▶ Problem requirements
Find each line in the records below that contains the string "Bloomberg", and copy those lines out.

▶ Information provided
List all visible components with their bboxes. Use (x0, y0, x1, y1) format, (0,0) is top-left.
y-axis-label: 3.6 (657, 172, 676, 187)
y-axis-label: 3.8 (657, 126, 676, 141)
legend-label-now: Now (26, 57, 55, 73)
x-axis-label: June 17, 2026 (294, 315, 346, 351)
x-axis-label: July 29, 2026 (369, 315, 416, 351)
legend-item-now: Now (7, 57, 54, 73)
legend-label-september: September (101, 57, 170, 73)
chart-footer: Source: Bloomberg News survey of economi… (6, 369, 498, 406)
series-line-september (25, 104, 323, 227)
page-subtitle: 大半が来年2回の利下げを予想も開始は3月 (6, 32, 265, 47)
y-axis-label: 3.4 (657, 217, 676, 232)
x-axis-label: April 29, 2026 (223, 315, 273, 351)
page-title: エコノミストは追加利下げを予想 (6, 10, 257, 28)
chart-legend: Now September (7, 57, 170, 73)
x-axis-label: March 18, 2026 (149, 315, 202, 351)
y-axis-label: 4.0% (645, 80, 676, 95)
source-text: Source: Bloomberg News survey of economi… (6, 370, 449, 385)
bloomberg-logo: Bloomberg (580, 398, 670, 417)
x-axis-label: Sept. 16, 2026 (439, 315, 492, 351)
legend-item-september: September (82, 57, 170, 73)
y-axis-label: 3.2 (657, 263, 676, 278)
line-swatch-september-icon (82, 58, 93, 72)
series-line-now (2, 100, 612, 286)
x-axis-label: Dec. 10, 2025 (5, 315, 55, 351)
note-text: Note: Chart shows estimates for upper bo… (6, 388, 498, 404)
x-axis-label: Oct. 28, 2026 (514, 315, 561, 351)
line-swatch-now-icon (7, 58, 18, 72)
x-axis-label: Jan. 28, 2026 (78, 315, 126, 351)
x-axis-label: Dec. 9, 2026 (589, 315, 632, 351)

▶ Finished exercise
chart-footer: Source: Bloomberg News survey of economi… (6, 369, 498, 406)
source-text: Source: Bloomberg News survey of economi… (6, 370, 449, 385)
bloomberg-logo: Bloomberg (580, 398, 670, 417)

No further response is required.